> DATA LISTING:

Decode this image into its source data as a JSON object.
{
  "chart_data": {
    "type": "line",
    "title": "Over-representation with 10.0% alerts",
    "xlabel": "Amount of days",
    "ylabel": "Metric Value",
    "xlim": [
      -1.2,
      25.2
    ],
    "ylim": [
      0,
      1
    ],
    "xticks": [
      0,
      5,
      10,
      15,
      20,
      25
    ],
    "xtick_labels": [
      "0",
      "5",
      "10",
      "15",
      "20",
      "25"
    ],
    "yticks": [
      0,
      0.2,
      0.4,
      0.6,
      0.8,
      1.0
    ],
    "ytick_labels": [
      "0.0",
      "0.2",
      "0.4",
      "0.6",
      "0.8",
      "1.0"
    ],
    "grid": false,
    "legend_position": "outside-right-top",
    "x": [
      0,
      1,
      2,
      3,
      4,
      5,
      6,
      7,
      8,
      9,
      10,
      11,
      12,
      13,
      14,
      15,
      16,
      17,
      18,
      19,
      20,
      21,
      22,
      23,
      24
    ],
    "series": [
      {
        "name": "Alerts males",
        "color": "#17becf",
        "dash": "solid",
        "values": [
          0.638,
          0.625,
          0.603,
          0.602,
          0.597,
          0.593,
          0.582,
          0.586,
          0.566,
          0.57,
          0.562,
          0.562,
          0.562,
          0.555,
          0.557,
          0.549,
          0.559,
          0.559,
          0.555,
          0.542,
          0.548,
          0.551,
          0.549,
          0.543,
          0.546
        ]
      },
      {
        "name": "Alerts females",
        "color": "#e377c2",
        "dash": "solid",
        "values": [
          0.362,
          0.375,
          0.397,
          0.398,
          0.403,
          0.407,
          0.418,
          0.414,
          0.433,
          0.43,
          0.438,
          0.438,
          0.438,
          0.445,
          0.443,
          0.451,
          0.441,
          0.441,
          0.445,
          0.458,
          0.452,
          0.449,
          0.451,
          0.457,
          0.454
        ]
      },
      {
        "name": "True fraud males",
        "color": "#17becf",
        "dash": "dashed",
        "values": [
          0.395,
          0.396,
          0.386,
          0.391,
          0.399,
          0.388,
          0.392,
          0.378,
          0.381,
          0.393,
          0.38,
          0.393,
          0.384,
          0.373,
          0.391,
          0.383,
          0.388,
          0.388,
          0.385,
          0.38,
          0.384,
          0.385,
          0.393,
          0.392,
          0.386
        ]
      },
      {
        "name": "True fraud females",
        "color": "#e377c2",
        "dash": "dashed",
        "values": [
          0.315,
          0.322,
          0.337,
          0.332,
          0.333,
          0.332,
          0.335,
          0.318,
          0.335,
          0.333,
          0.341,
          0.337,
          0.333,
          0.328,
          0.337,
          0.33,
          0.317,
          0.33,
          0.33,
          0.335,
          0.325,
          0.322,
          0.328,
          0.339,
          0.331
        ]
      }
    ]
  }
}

> DIRECTION: Every record above should be copied exactly.

> WORKED ANSWER:
Decode this image into its source data as a JSON object.
{
  "chart_data": {
    "type": "line",
    "title": "Over-representation with 10.0% alerts",
    "xlabel": "Amount of days",
    "ylabel": "Metric Value",
    "xlim": [
      -1.2,
      25.2
    ],
    "ylim": [
      0,
      1
    ],
    "xticks": [
      0,
      5,
      10,
      15,
      20,
      25
    ],
    "xtick_labels": [
      "0",
      "5",
      "10",
      "15",
      "20",
      "25"
    ],
    "yticks": [
      0,
      0.2,
      0.4,
      0.6,
      0.8,
      1.0
    ],
    "ytick_labels": [
      "0.0",
      "0.2",
      "0.4",
      "0.6",
      "0.8",
      "1.0"
    ],
    "grid": false,
    "legend_position": "outside-right-top",
    "x": [
      0,
      1,
      2,
      3,
      4,
      5,
      6,
      7,
      8,
      9,
      10,
      11,
      12,
      13,
      14,
      15,
      16,
      17,
      18,
      19,
      20,
      21,
      22,
      23,
      24
    ],
    "series": [
      {
        "name": "Alerts males",
        "color": "#17becf",
        "dash": "solid",
        "values": [
          0.638,
          0.625,
          0.603,
          0.602,
          0.597,
          0.593,
          0.582,
          0.586,
          0.566,
          0.57,
          0.562,
          0.562,
          0.562,
          0.555,
          0.557,
          0.549,
          0.559,
          0.559,
          0.555,
          0.542,
          0.548,
          0.551,
          0.549,
          0.543,
          0.546
        ]
      },
      {
        "name": "Alerts females",
        "color": "#e377c2",
        "dash": "solid",
        "values": [
          0.362,
          0.375,
          0.397,
          0.398,
          0.403,
          0.407,
          0.418,
          0.414,
          0.433,
          0.43,
          0.438,
          0.438,
          0.438,
          0.445,
          0.443,
          0.451,
          0.441,
          0.441,
          0.445,
          0.458,
          0.452,
          0.449,
          0.451,
          0.457,
          0.454
        ]
      },
      {
        "name": "True fraud males",
        "color": "#17becf",
        "dash": "dashed",
        "values": [
          0.395,
          0.396,
          0.386,
          0.391,
          0.399,
          0.388,
          0.392,
          0.378,
          0.381,
          0.393,
          0.38,
          0.393,
          0.384,
          0.373,
          0.391,
          0.383,
          0.388,
          0.388,
          0.385,
          0.38,
          0.384,
          0.385,
          0.393,
          0.392,
          0.386
        ]
      },
      {
        "name": "True fraud females",
        "color": "#e377c2",
        "dash": "dashed",
        "values": [
          0.315,
          0.322,
          0.337,
          0.332,
          0.333,
          0.332,
          0.335,
          0.318,
          0.335,
          0.333,
          0.341,
          0.337,
          0.333,
          0.328,
          0.337,
          0.33,
          0.317,
          0.33,
          0.33,
          0.335,
          0.325,
          0.322,
          0.328,
          0.339,
          0.331
        ]
      }
    ]
  }
}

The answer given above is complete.